_Dataset_
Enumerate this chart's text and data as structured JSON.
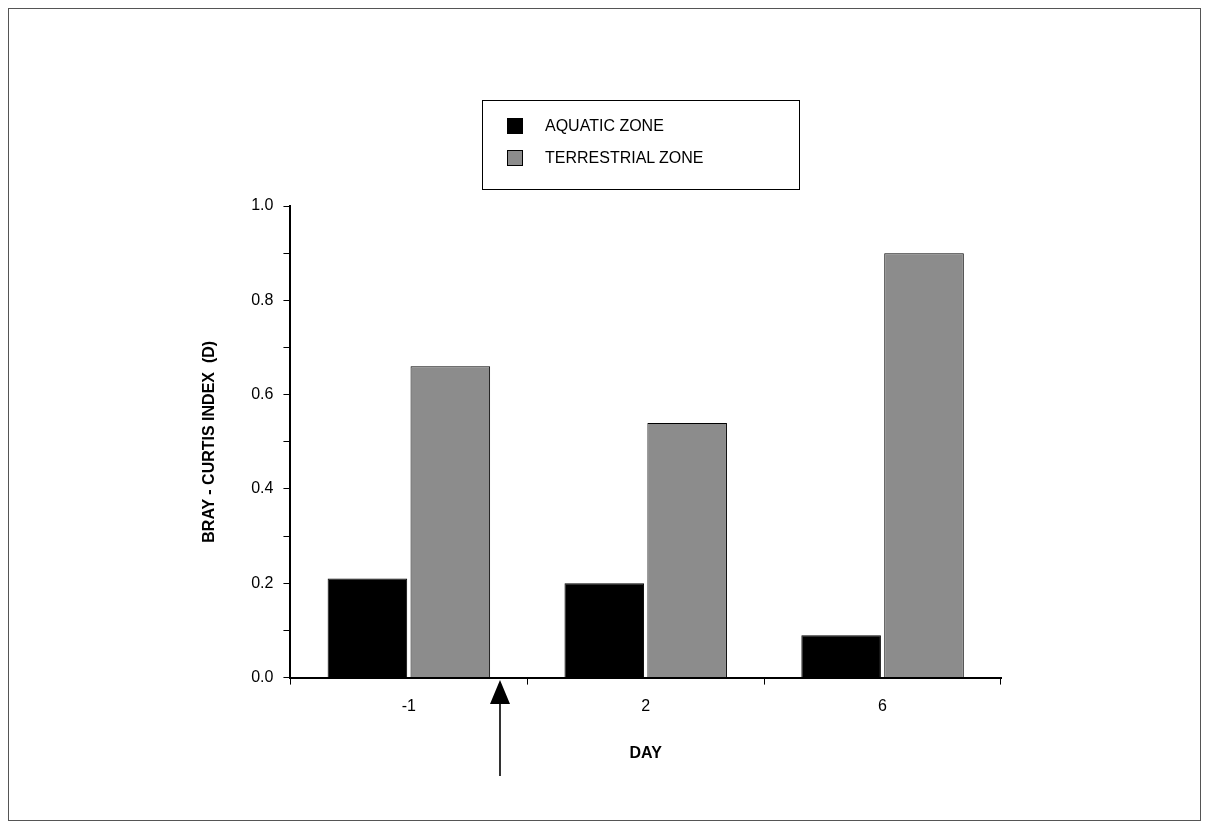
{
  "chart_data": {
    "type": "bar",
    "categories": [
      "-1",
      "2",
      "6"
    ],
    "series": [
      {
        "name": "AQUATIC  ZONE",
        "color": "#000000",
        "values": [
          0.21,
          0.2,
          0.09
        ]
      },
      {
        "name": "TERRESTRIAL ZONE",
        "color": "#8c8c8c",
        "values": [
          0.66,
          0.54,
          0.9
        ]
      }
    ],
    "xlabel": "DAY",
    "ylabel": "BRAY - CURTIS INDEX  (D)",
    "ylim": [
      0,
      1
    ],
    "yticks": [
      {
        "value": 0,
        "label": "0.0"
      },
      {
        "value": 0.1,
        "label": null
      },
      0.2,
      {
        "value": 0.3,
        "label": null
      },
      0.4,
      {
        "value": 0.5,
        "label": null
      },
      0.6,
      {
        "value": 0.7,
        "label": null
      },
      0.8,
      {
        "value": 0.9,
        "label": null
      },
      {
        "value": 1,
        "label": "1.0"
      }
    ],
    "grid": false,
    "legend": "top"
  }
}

_Description of the task_
Repeat the material above verbatim. Leave the pictures behind.

_Result_
Enumerate this chart's text and data as structured JSON.
{
  "chart_data": {
    "type": "bar",
    "categories": [
      "-1",
      "2",
      "6"
    ],
    "series": [
      {
        "name": "AQUATIC  ZONE",
        "color": "#000000",
        "values": [
          0.21,
          0.2,
          0.09
        ]
      },
      {
        "name": "TERRESTRIAL ZONE",
        "color": "#8c8c8c",
        "values": [
          0.66,
          0.54,
          0.9
        ]
      }
    ],
    "xlabel": "DAY",
    "ylabel": "BRAY - CURTIS INDEX  (D)",
    "ylim": [
      0,
      1
    ],
    "yticks": [
      {
        "value": 0,
        "label": "0.0"
      },
      {
        "value": 0.1,
        "label": null
      },
      0.2,
      {
        "value": 0.3,
        "label": null
      },
      0.4,
      {
        "value": 0.5,
        "label": null
      },
      0.6,
      {
        "value": 0.7,
        "label": null
      },
      0.8,
      {
        "value": 0.9,
        "label": null
      },
      {
        "value": 1,
        "label": "1.0"
      }
    ],
    "grid": false,
    "legend": "top"
  }
}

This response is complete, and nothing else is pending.